Records taken from a collection:
--- Start ---

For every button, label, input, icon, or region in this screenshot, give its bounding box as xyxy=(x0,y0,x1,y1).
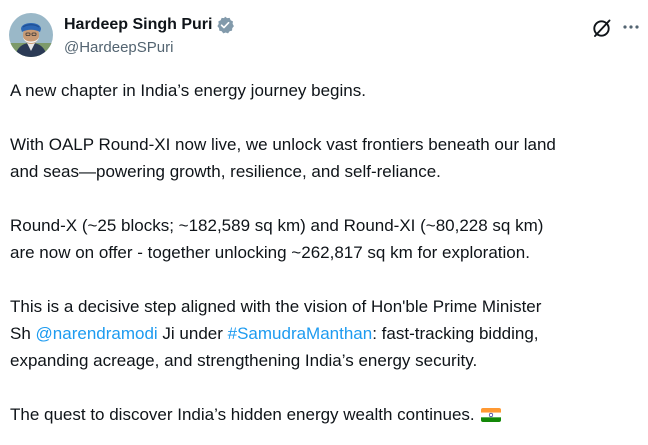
tweet-text-fragment: The quest to discover India’s hidden ene… xyxy=(10,405,480,424)
author-name[interactable]: Hardeep Singh Puri xyxy=(64,15,212,35)
tweet-text-fragment: : fast-tracking bidding, xyxy=(372,324,539,343)
author-name-row[interactable]: Hardeep Singh Puri xyxy=(64,15,235,35)
tweet-paragraph-5: The quest to discover India’s hidden ene… xyxy=(10,401,640,428)
india-flag-icon xyxy=(481,408,502,422)
avatar[interactable] xyxy=(9,13,53,57)
tweet-line: expanding acreage, and strengthening Ind… xyxy=(10,351,478,370)
tweet-paragraph-1: A new chapter in India’s energy journey … xyxy=(10,81,366,100)
verified-badge-icon[interactable] xyxy=(216,16,235,34)
tweet: Hardeep Singh Puri @HardeepSPuri A new c… xyxy=(0,0,648,445)
hashtag-link[interactable]: #SamudraManthan xyxy=(228,324,373,343)
tweet-line: This is a decisive step aligned with the… xyxy=(10,297,542,316)
author-handle[interactable]: @HardeepSPuri xyxy=(64,38,173,58)
tweet-text: A new chapter in India’s energy journey … xyxy=(10,77,640,428)
grok-icon[interactable] xyxy=(591,17,613,39)
tweet-line: and seas—powering growth, resilience, an… xyxy=(10,162,441,181)
mention-link[interactable]: @narendramodi xyxy=(36,324,158,343)
tweet-paragraph-4: This is a decisive step aligned with the… xyxy=(10,293,640,374)
tweet-text-fragment: Sh xyxy=(10,324,36,343)
more-icon[interactable] xyxy=(622,18,640,36)
tweet-paragraph-3: Round-X (~25 blocks; ~182,589 sq km) and… xyxy=(10,212,640,266)
tweet-line: With OALP Round-XI now live, we unlock v… xyxy=(10,135,556,154)
tweet-paragraph-2: With OALP Round-XI now live, we unlock v… xyxy=(10,131,640,185)
tweet-line: are now on offer - together unlocking ~2… xyxy=(10,243,530,262)
tweet-line: Round-X (~25 blocks; ~182,589 sq km) and… xyxy=(10,216,544,235)
tweet-text-fragment: Ji under xyxy=(157,324,228,343)
tweet-line: Sh @narendramodi Ji under #SamudraMantha… xyxy=(10,320,640,347)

--- End ---

■ **Exercise instructions**:
Copy out the records above word for word, from the line containing "tweet-text-fragment: The quest" through the line containing "tweet-paragraph-3: Round-X (~25", with both ends included.

■ **Task answer**:
tweet-text-fragment: The quest to discover India’s hidden ene… xyxy=(10,405,480,424)
author-name[interactable]: Hardeep Singh Puri xyxy=(64,15,212,35)
tweet-text-fragment: : fast-tracking bidding, xyxy=(372,324,539,343)
author-name-row[interactable]: Hardeep Singh Puri xyxy=(64,15,235,35)
tweet-paragraph-5: The quest to discover India’s hidden ene… xyxy=(10,401,640,428)
india-flag-icon xyxy=(481,408,502,422)
avatar[interactable] xyxy=(9,13,53,57)
tweet-line: expanding acreage, and strengthening Ind… xyxy=(10,351,478,370)
tweet-paragraph-1: A new chapter in India’s energy journey … xyxy=(10,81,366,100)
verified-badge-icon[interactable] xyxy=(216,16,235,34)
tweet: Hardeep Singh Puri @HardeepSPuri A new c… xyxy=(0,0,648,445)
hashtag-link[interactable]: #SamudraManthan xyxy=(228,324,373,343)
tweet-line: This is a decisive step aligned with the… xyxy=(10,297,542,316)
author-handle[interactable]: @HardeepSPuri xyxy=(64,38,173,58)
tweet-text: A new chapter in India’s energy journey … xyxy=(10,77,640,428)
grok-icon[interactable] xyxy=(591,17,613,39)
tweet-line: and seas—powering growth, resilience, an… xyxy=(10,162,441,181)
mention-link[interactable]: @narendramodi xyxy=(36,324,158,343)
tweet-paragraph-4: This is a decisive step aligned with the… xyxy=(10,293,640,374)
tweet-text-fragment: Sh xyxy=(10,324,36,343)
more-icon[interactable] xyxy=(622,18,640,36)
tweet-paragraph-3: Round-X (~25 blocks; ~182,589 sq km) and… xyxy=(10,212,640,266)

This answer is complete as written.